__PROVIDED DATA__
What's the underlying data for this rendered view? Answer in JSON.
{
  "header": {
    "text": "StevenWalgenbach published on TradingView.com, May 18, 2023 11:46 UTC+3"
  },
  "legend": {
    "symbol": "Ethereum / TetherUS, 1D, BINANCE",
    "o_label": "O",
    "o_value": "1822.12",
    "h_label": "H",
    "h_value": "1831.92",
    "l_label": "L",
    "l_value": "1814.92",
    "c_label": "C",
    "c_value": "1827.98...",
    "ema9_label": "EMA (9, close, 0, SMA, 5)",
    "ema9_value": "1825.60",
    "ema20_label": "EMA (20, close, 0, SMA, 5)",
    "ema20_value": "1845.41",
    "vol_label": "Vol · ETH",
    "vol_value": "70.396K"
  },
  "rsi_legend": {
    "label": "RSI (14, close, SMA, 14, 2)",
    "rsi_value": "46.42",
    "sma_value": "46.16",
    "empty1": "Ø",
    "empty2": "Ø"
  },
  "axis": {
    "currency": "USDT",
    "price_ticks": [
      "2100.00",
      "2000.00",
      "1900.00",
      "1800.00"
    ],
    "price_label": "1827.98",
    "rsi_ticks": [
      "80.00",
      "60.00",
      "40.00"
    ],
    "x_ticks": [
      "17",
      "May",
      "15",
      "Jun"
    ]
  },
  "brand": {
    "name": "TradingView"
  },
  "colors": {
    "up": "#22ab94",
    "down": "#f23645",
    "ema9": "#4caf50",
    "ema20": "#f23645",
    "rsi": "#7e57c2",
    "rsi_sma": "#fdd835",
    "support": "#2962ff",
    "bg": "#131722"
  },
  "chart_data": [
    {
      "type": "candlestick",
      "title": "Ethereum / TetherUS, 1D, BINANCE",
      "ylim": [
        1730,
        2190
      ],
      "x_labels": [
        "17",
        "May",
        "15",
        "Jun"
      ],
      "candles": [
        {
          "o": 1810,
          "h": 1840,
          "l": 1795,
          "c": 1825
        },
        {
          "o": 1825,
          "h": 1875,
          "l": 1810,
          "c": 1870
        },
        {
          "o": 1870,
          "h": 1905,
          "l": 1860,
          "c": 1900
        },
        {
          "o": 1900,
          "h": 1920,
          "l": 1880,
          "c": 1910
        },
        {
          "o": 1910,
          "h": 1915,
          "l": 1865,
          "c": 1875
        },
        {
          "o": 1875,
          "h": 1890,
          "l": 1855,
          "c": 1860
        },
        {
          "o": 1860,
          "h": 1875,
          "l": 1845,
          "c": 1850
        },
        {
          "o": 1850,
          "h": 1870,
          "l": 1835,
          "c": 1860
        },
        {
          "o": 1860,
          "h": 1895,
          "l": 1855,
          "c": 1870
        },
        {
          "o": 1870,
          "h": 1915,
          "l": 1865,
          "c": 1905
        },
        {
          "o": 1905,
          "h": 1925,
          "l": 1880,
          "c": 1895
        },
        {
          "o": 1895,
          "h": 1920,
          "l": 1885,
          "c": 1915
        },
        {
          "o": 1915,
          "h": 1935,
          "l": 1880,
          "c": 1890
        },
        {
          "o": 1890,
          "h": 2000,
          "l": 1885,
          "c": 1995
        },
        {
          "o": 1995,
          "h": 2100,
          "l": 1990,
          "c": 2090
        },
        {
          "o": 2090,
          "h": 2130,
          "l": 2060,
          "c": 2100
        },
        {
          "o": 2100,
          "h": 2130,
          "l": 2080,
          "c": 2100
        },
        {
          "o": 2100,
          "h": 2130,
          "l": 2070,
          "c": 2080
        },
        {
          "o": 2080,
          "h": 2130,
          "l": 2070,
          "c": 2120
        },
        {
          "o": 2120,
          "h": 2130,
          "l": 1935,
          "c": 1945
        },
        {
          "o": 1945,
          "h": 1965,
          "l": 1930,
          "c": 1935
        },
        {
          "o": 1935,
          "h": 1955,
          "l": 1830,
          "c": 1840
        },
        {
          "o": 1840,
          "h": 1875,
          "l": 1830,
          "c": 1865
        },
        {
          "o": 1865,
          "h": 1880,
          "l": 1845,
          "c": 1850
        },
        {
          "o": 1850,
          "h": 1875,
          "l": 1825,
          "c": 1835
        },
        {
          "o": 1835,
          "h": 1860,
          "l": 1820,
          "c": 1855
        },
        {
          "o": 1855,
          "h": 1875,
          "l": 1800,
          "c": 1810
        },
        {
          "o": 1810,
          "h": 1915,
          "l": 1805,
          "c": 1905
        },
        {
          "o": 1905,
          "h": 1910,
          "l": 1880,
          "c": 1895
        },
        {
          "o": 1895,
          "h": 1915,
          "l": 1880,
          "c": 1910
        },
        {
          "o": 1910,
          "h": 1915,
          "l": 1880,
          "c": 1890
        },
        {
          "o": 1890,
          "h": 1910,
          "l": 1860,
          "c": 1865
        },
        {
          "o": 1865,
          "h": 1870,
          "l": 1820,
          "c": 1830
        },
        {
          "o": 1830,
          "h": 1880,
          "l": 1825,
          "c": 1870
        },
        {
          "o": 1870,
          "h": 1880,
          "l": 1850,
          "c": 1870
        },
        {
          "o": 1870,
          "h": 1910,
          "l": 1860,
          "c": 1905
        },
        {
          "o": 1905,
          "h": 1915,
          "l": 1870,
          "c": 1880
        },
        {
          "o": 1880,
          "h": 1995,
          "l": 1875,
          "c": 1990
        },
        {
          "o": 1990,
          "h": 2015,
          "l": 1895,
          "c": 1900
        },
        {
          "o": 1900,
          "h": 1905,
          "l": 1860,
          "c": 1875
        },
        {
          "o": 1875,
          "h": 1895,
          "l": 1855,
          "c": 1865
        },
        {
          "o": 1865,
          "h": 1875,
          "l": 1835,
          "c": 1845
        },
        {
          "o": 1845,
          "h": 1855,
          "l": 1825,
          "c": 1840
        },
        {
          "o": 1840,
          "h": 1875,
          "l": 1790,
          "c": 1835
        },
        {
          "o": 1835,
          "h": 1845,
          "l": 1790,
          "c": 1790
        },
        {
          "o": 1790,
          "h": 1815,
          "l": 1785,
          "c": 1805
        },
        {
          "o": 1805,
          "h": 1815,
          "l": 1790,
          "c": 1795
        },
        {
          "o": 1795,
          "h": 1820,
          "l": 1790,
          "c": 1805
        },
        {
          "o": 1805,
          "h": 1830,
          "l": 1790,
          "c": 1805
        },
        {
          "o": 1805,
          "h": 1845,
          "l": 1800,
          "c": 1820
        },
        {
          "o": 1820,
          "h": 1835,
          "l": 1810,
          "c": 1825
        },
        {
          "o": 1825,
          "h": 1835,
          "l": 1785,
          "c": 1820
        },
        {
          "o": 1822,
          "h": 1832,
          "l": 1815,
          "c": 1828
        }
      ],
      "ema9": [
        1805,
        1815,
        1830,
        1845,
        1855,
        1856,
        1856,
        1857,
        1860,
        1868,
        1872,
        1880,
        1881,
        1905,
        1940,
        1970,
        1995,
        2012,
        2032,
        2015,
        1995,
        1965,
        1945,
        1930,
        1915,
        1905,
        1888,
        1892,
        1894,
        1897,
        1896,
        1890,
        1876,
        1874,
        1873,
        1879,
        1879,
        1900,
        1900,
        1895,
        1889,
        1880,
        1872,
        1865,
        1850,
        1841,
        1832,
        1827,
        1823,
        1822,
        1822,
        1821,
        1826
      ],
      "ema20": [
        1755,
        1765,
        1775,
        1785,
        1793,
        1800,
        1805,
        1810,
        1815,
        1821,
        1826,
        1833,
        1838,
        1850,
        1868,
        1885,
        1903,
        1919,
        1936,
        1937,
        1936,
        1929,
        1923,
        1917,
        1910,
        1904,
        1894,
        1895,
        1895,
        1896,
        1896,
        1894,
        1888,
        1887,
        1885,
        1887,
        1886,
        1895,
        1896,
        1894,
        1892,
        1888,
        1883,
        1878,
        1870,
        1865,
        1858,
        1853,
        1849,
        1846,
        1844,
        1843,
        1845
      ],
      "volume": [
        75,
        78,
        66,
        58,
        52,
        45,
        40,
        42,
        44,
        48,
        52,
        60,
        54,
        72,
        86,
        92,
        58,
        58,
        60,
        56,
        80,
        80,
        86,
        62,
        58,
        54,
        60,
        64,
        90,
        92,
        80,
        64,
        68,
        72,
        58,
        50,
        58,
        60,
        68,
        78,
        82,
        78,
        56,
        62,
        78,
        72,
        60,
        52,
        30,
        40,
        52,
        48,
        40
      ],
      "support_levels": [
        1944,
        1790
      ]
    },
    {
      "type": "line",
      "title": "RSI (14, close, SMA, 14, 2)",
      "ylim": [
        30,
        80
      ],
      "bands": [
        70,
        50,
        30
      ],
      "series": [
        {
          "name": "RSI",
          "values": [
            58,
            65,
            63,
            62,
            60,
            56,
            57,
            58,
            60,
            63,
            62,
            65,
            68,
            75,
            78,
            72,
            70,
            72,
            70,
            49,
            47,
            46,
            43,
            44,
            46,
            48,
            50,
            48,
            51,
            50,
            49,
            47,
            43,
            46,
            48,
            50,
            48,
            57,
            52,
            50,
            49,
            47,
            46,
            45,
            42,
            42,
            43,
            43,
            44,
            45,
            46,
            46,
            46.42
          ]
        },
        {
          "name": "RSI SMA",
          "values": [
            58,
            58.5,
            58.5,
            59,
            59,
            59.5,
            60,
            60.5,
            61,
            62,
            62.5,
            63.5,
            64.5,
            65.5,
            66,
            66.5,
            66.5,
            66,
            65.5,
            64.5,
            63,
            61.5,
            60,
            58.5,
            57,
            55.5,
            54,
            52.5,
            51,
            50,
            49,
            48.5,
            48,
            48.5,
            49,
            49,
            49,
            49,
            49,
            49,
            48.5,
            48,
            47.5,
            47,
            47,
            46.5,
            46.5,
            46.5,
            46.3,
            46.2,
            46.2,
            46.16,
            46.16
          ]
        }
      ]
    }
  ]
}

__WORK REQUIRED__
Read the data above. Pull out each line in which the string "Ethereum" appears.

__FULL ANSWER__
    "symbol": "Ethereum / TetherUS, 1D, BINANCE",
      "title": "Ethereum / TetherUS, 1D, BINANCE",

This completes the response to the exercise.